- **DATA FOR PROCESSING**
— START —

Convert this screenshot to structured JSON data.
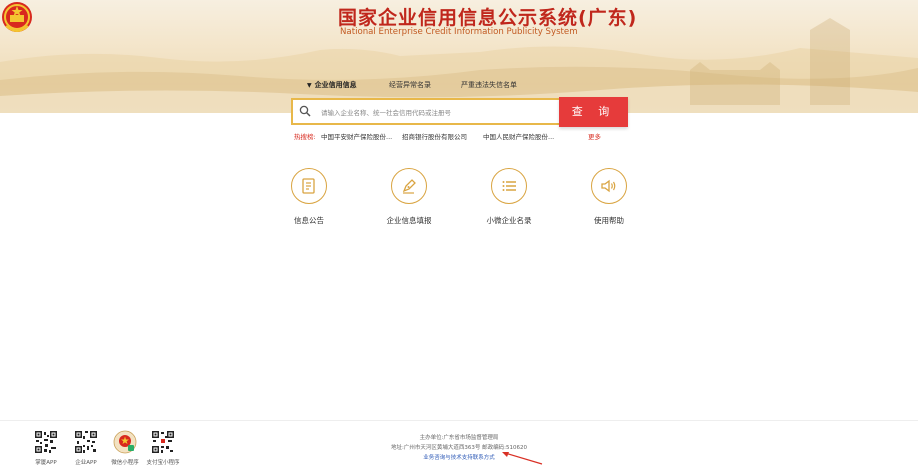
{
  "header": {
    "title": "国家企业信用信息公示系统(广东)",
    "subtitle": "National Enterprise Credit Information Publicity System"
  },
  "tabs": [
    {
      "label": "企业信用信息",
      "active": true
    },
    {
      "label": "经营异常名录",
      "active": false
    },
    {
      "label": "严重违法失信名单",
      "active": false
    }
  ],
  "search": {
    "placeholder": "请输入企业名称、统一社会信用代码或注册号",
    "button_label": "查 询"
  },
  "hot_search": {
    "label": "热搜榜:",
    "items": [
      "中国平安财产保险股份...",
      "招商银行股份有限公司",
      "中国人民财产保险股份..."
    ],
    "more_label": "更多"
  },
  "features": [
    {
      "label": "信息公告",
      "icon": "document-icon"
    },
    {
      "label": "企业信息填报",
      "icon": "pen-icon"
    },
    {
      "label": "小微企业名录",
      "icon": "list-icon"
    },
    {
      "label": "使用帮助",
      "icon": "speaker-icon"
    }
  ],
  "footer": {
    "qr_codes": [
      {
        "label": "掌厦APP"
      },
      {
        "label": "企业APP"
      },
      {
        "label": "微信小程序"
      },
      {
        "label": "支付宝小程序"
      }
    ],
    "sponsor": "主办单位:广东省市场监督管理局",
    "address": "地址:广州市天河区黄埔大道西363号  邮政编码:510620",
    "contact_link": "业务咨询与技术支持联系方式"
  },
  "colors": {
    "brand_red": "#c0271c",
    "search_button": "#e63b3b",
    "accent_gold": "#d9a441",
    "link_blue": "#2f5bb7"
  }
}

— END —
— START —

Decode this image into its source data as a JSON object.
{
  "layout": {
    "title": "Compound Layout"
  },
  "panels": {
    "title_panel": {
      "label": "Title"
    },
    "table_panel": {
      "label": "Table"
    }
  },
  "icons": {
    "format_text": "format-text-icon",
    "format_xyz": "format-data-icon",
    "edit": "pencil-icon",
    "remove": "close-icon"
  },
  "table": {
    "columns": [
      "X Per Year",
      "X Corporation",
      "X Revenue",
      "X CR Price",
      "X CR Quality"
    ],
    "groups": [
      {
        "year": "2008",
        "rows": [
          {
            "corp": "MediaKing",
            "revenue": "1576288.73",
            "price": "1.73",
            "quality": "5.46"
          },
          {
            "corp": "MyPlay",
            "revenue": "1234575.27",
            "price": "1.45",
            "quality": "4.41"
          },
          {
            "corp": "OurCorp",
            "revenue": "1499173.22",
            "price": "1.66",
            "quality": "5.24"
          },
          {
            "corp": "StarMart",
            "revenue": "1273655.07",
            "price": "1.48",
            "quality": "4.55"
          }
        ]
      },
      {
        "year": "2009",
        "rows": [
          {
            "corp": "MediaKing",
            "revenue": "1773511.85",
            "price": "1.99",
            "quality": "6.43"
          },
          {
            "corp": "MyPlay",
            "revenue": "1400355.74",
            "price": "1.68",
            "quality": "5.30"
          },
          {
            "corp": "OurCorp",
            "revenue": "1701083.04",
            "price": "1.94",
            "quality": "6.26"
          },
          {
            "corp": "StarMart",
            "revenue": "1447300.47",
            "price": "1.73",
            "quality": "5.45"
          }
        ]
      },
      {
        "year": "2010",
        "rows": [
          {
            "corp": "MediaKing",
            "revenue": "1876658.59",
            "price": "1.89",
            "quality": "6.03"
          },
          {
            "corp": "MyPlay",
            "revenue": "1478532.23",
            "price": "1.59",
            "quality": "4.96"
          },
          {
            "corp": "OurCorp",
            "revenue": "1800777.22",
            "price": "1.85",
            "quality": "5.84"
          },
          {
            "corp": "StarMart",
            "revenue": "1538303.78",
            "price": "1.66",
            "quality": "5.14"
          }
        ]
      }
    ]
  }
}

— END —

- **EXERCISE OBJECTIVE**
Look through the material and say how many lines hold "JSON". Give the number only.

- **RESPONSE BELOW**
2